PROBLEM DESCRIPTION =
Check every line below for the word "children" and copy each one that has it.

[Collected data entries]
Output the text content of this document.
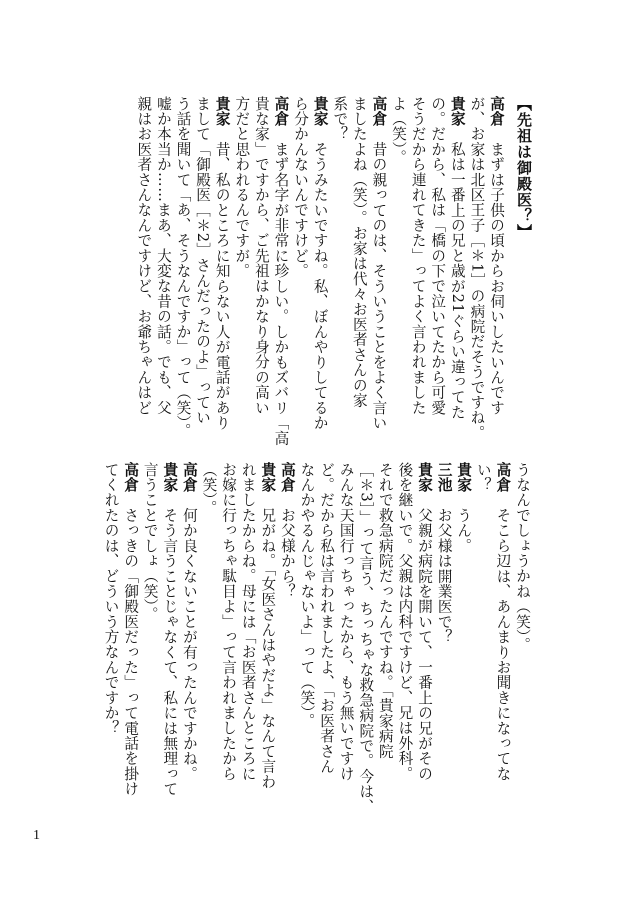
【先祖は御殿医？】
高倉　まずは子供の頃からお伺いしたいんです
が、お家は北区王子［＊1］の病院だそうですね。
貴家　私は一番上の兄と歳が21ぐらい違ってた
の。だから、私は「橋の下で泣いてたから可愛
そうだから連れてきた」ってよく言われました
よ（笑）。
高倉　昔の親ってのは、そういうことをよく言い
ましたよね（笑）。お家は代々お医者さんの家
系で？
貴家　そうみたいですね。私、ぼんやりしてるか
ら分かんないんですけど。
高倉　まず名字が非常に珍しい。しかもズバリ「高
貴な家」ですから、ご先祖はかなり身分の高い
方だと思われるんですが。
貴家　昔、私のところに知らない人が電話があり
まして「御殿医［＊2］さんだったのよ」ってい
う話を聞いて「あ、そうなんですか」って（笑）。
嘘か本当か……まあ、大変な昔の話。でも、父
親はお医者さんなんですけど、お爺ちゃんはど
うなんでしょうかね（笑）。
高倉　そこら辺は、あんまりお聞きになってな
い？
貴家　うん。
三池　お父様は開業医で？
貴家　父親が病院を開いて、一番上の兄がその
後を継いで。父親は内科ですけど、兄は外科。
それで救急病院だったんですね。「貴家病院
［＊3］」って言う、ちっちゃな救急病院で。今は、
みんな天国行っちゃったから、もう無いですけ
ど。だから私は言われましたよ、「お医者さん
なんかやるんじゃないよ」って（笑）。
高倉　お父様から？
貴家　兄がね。「女医さんはやだよ」なんて言わ
れましたからね。母には「お医者さんところに
お嫁に行っちゃ駄目よ」って言われましたから
（笑）。
高倉　何か良くないことが有ったんですかね。
貴家　そう言うことじゃなくて、私には無理って
言うことでしょ（笑）。
高倉　さっきの「御殿医だった」って電話を掛け
てくれたのは、どういう方なんですか？
1
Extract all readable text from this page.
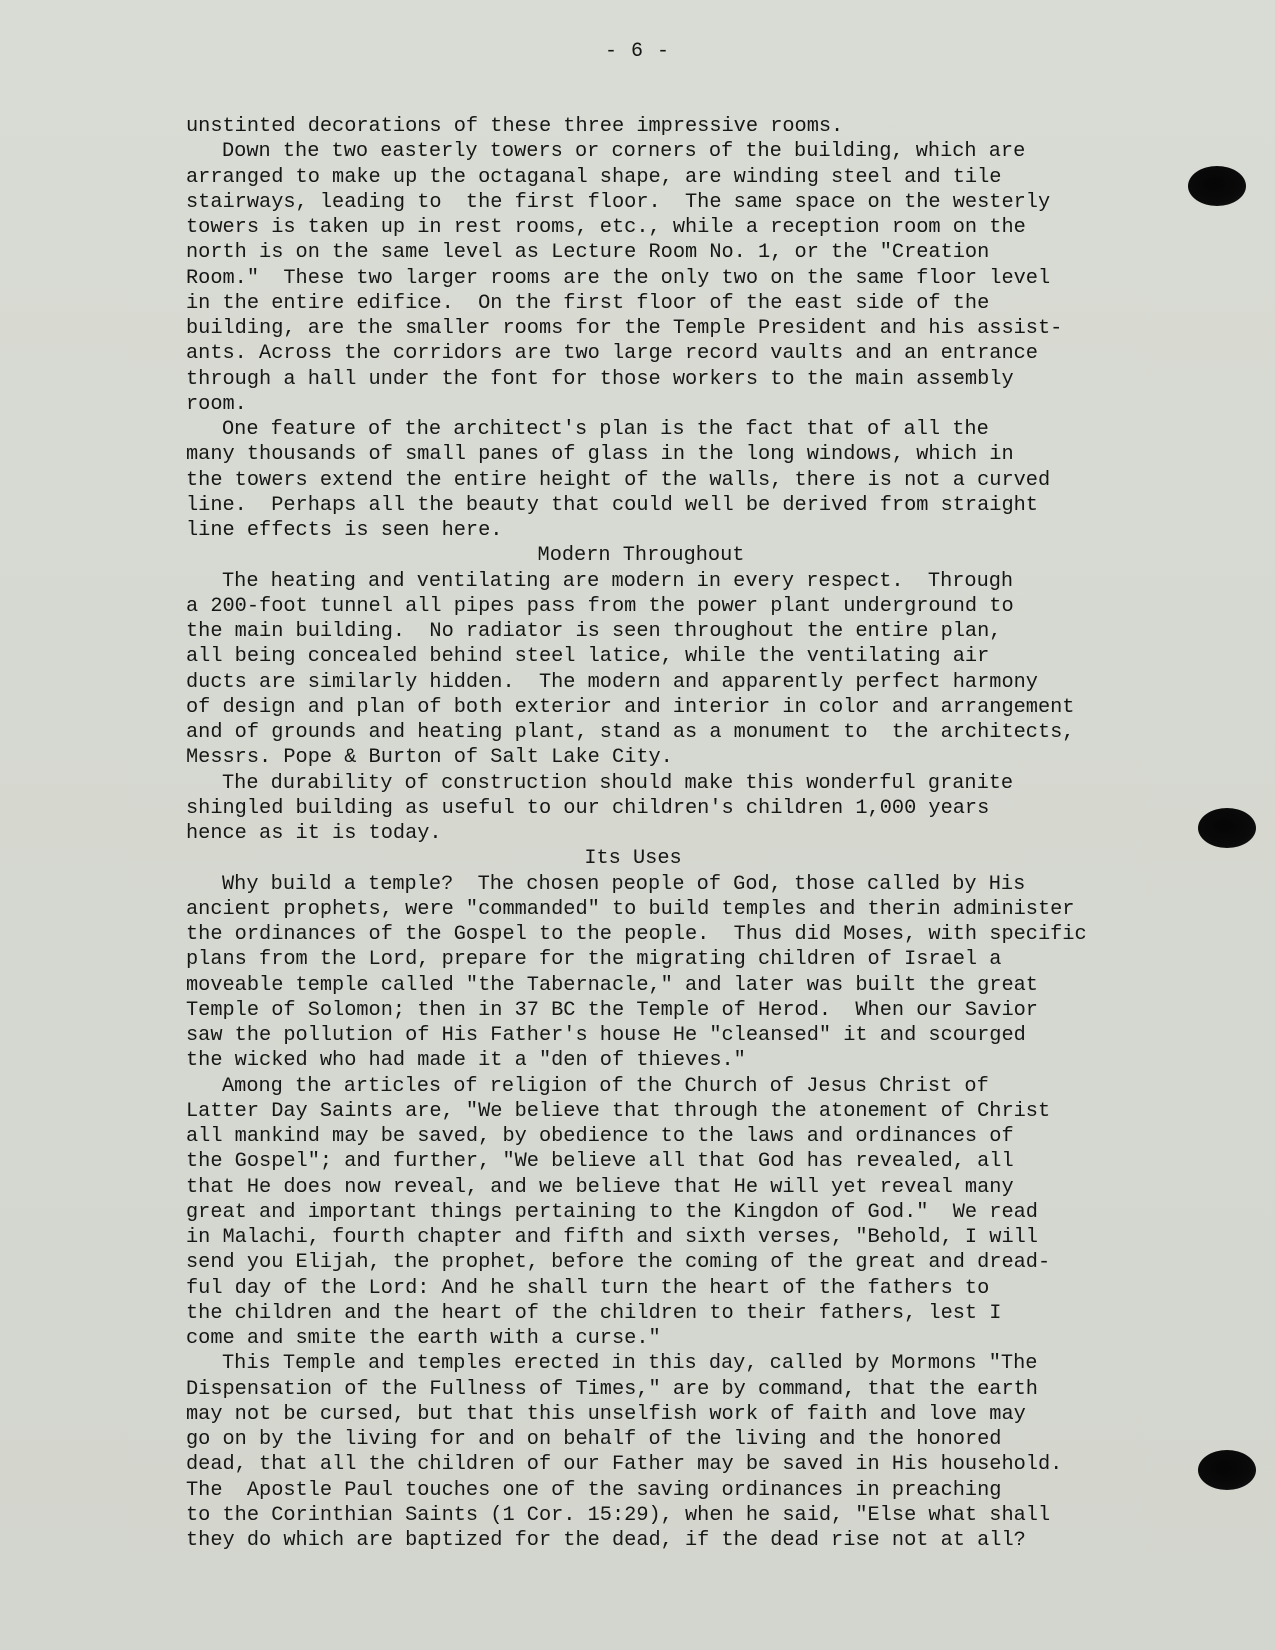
- 6 -
unstinted decorations of these three impressive rooms.
Down the two easterly towers or corners of the building, which are
arranged to make up the octaganal shape, are winding steel and tile
stairways, leading to  the first floor.  The same space on the westerly
towers is taken up in rest rooms, etc., while a reception room on the
north is on the same level as Lecture Room No. 1, or the "Creation
Room."  These two larger rooms are the only two on the same floor level
in the entire edifice.  On the first floor of the east side of the
building, are the smaller rooms for the Temple President and his assist-
ants. Across the corridors are two large record vaults and an entrance
through a hall under the font for those workers to the main assembly
room.
One feature of the architect's plan is the fact that of all the
many thousands of small panes of glass in the long windows, which in
the towers extend the entire height of the walls, there is not a curved
line.  Perhaps all the beauty that could well be derived from straight
line effects is seen here.
Modern Throughout
The heating and ventilating are modern in every respect.  Through
a 200-foot tunnel all pipes pass from the power plant underground to
the main building.  No radiator is seen throughout the entire plan,
all being concealed behind steel latice, while the ventilating air
ducts are similarly hidden.  The modern and apparently perfect harmony
of design and plan of both exterior and interior in color and arrangement
and of grounds and heating plant, stand as a monument to  the architects,
Messrs. Pope & Burton of Salt Lake City.
The durability of construction should make this wonderful granite
shingled building as useful to our children's children 1,000 years
hence as it is today.
Its Uses
Why build a temple?  The chosen people of God, those called by His
ancient prophets, were "commanded" to build temples and therin administer
the ordinances of the Gospel to the people.  Thus did Moses, with specific
plans from the Lord, prepare for the migrating children of Israel a
moveable temple called "the Tabernacle," and later was built the great
Temple of Solomon; then in 37 BC the Temple of Herod.  When our Savior
saw the pollution of His Father's house He "cleansed" it and scourged
the wicked who had made it a "den of thieves."
Among the articles of religion of the Church of Jesus Christ of
Latter Day Saints are, "We believe that through the atonement of Christ
all mankind may be saved, by obedience to the laws and ordinances of
the Gospel"; and further, "We believe all that God has revealed, all
that He does now reveal, and we believe that He will yet reveal many
great and important things pertaining to the Kingdon of God."  We read
in Malachi, fourth chapter and fifth and sixth verses, "Behold, I will
send you Elijah, the prophet, before the coming of the great and dread-
ful day of the Lord: And he shall turn the heart of the fathers to
the children and the heart of the children to their fathers, lest I
come and smite the earth with a curse."
This Temple and temples erected in this day, called by Mormons "The
Dispensation of the Fullness of Times," are by command, that the earth
may not be cursed, but that this unselfish work of faith and love may
go on by the living for and on behalf of the living and the honored
dead, that all the children of our Father may be saved in His household.
The  Apostle Paul touches one of the saving ordinances in preaching
to the Corinthian Saints (1 Cor. 15:29), when he said, "Else what shall
they do which are baptized for the dead, if the dead rise not at all?
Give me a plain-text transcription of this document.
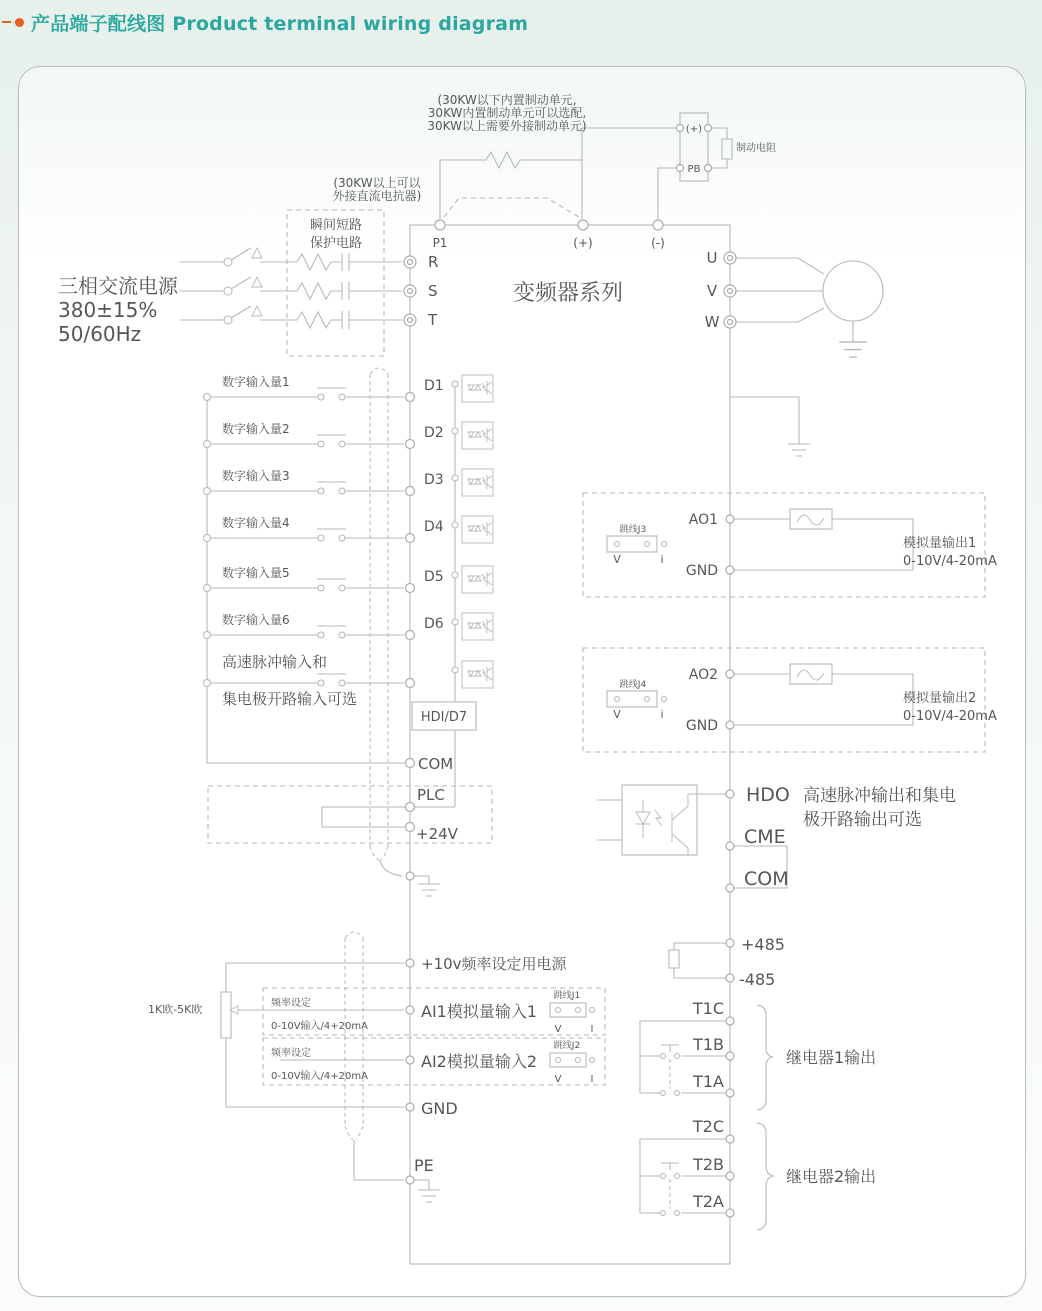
产品端子配线图 Product terminal wiring diagram
(+)
PB
制动电阻
(30KW以下内置制动单元,
30KW内置制动单元可以选配,
30KW以上需要外接制动单元)
(30KW以上可以
外接直流电抗器)
瞬间短路
保护电路	P1	(+)	(-)
变频器系列
R
S
T
三相交流电源
380±15%
50/60Hz
U
V
W
数字输入量1	D1
数字输入量2	D2
数字输入量3	D3
数字输入量4	D4
数字输入量5	D5
数字输入量6	D6
高速脉冲输入和
集电极开路输入可选
HDI/D7
COM
PLC
+24V
+10v频率设定用电源
1K欧-5K欧	频率设定
0-10V输入/4+20mA
AI1模拟量输入1
跳线J1
V	I
频率设定
0-10V输入/4+20mA
AI2模拟量输入2
跳线J2
V	I
GND
PE
AO1
GND
跳线J3
V	i
模拟量输出1
0-10V/4-20mA
AO2
GND
跳线J4
V	i
模拟量输出2
0-10V/4-20mA
HDO
CME
COM
高速脉冲输出和集电
极开路输出可选
+485
-485
T1C
T1B
T1A
继电器1输出
T2C
T2B
T2A
继电器2输出
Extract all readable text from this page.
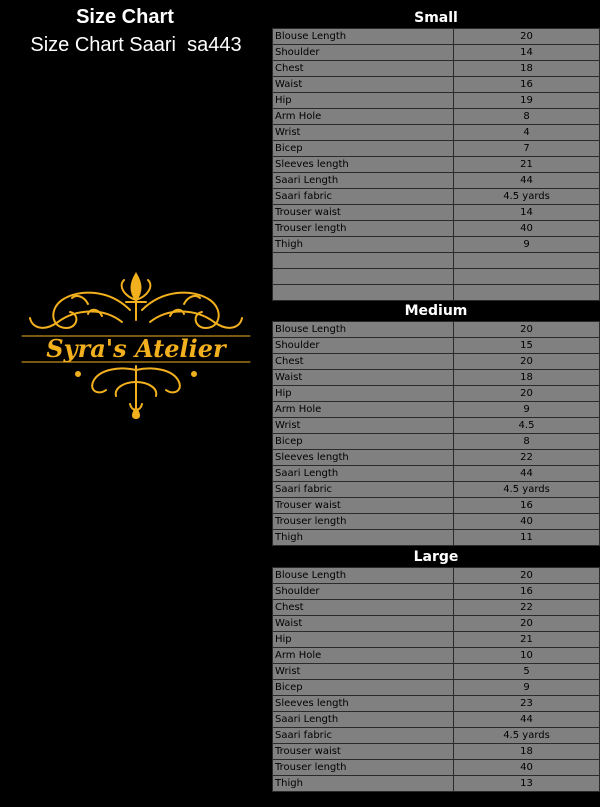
Size Chart
Size Chart Saari  sa443
Syra's Atelier
Small
Blouse Length	20
Shoulder	14
Chest	18
Waist	16
Hip	19
Arm Hole	8
Wrist	4
Bicep	7
Sleeves length	21
Saari Length	44
Saari fabric	4.5 yards
Trouser waist	14
Trouser length	40
Thigh	9

Medium
Blouse Length	20
Shoulder	15
Chest	20
Waist	18
Hip	20
Arm Hole	9
Wrist	4.5
Bicep	8
Sleeves length	22
Saari Length	44
Saari fabric	4.5 yards
Trouser waist	16
Trouser length	40
Thigh	11
Large
Blouse Length	20
Shoulder	16
Chest	22
Waist	20
Hip	21
Arm Hole	10
Wrist	5
Bicep	9
Sleeves length	23
Saari Length	44
Saari fabric	4.5 yards
Trouser waist	18
Trouser length	40
Thigh	13
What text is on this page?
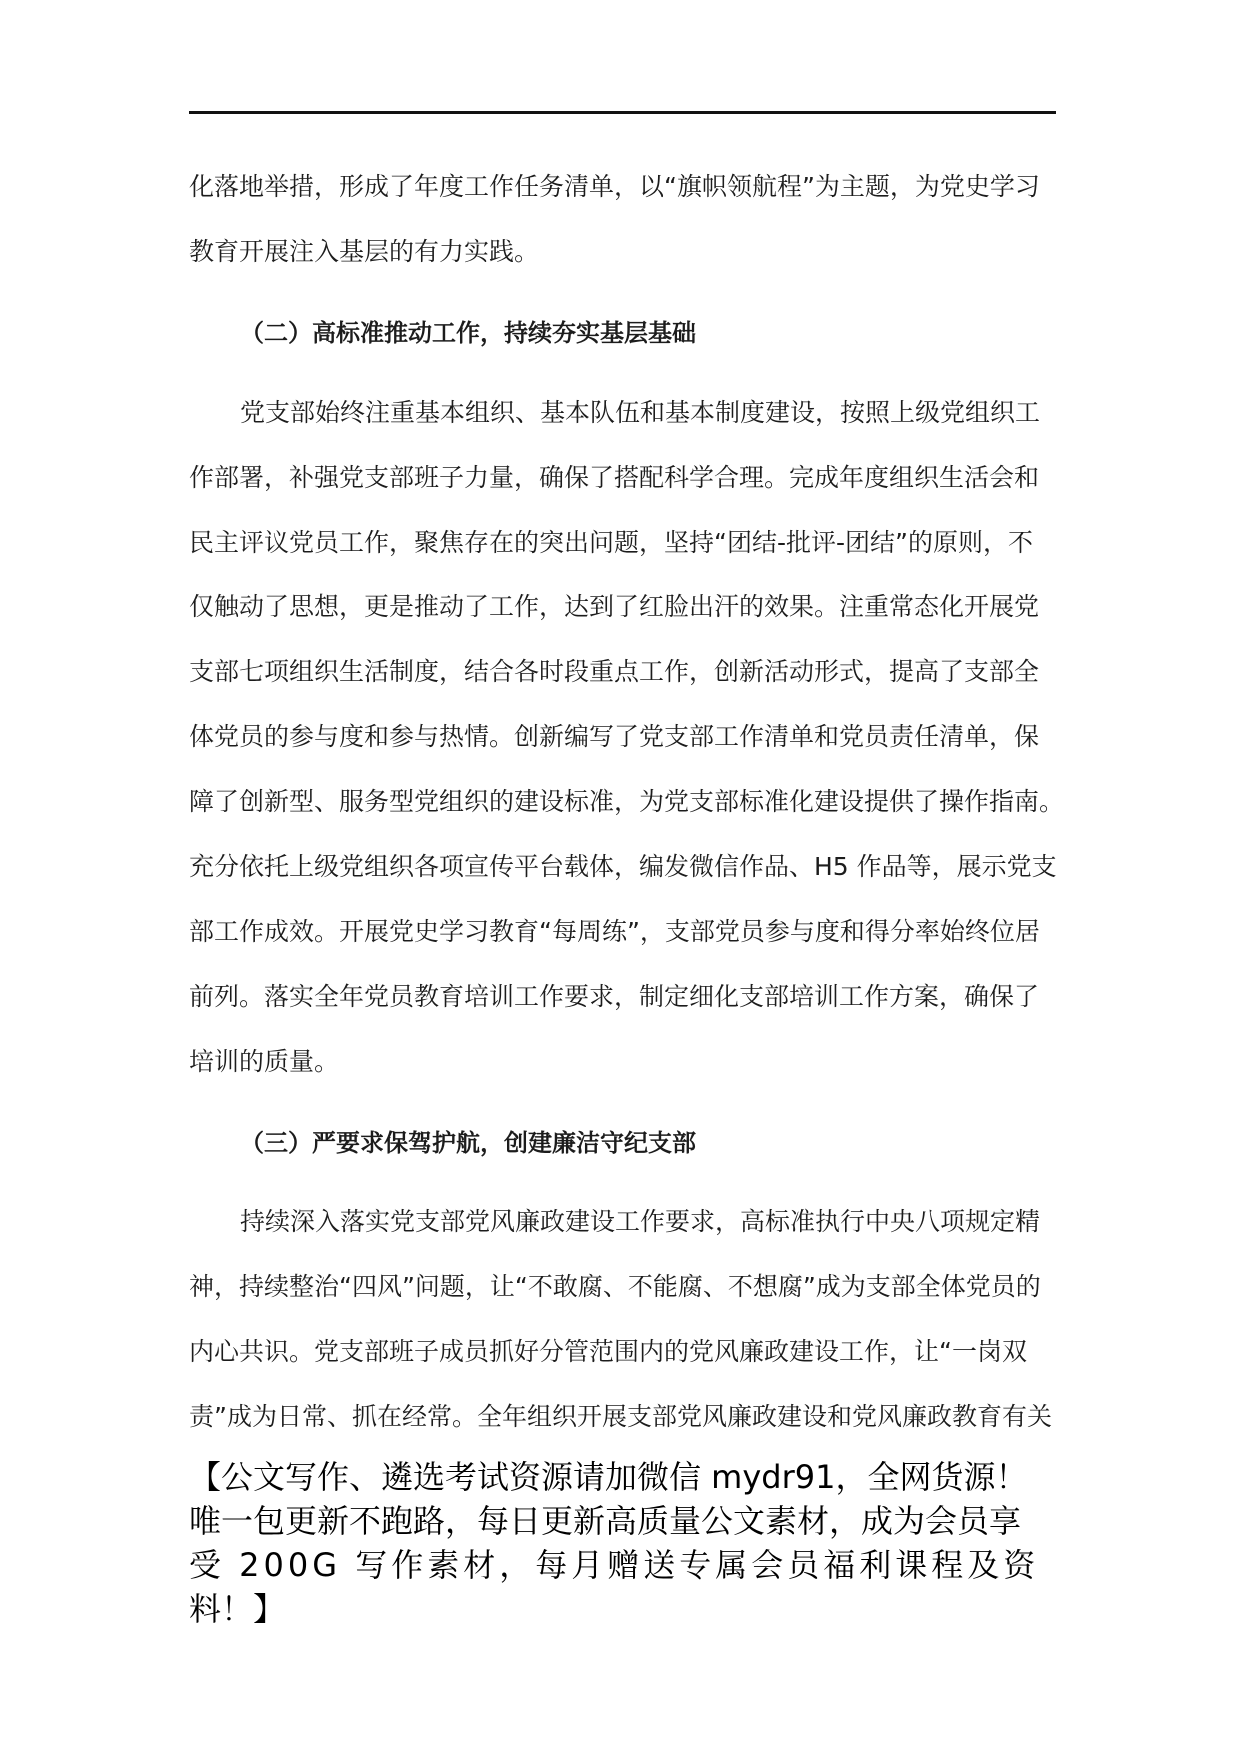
化落地举措，形成了年度工作任务清单，以“旗帜领航程”为主题，为党史学习
教育开展注入基层的有力实践。
（二）高标准推动工作，持续夯实基层基础
党支部始终注重基本组织、基本队伍和基本制度建设，按照上级党组织工
作部署，补强党支部班子力量，确保了搭配科学合理。完成年度组织生活会和
民主评议党员工作，聚焦存在的突出问题，坚持“团结-批评-团结”的原则，不
仅触动了思想，更是推动了工作，达到了红脸出汗的效果。注重常态化开展党
支部七项组织生活制度，结合各时段重点工作，创新活动形式，提高了支部全
体党员的参与度和参与热情。创新编写了党支部工作清单和党员责任清单，保
障了创新型、服务型党组织的建设标准，为党支部标准化建设提供了操作指南。
充分依托上级党组织各项宣传平台载体，编发微信作品、H5 作品等，展示党支
部工作成效。开展党史学习教育“每周练”，支部党员参与度和得分率始终位居
前列。落实全年党员教育培训工作要求，制定细化支部培训工作方案，确保了
培训的质量。
（三）严要求保驾护航，创建廉洁守纪支部
持续深入落实党支部党风廉政建设工作要求，高标准执行中央八项规定精
神，持续整治“四风”问题，让“不敢腐、不能腐、不想腐”成为支部全体党员的
内心共识。党支部班子成员抓好分管范围内的党风廉政建设工作，让“一岗双
责”成为日常、抓在经常。全年组织开展支部党风廉政建设和党风廉政教育有关
【公文写作、遴选考试资源请加微信 mydr91，全网货源！
唯一包更新不跑路，每日更新高质量公文素材，成为会员享
受 200G 写作素材，每月赠送专属会员福利课程及资
料！】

TASK RESPONSE =
shingled building as useful to our children's children 1,000 years
plans from the Lord, prepare for the migrating children of Israel a
the children and the heart of the children to their fathers, lest I
dead, that all the children of our Father may be saved in His household.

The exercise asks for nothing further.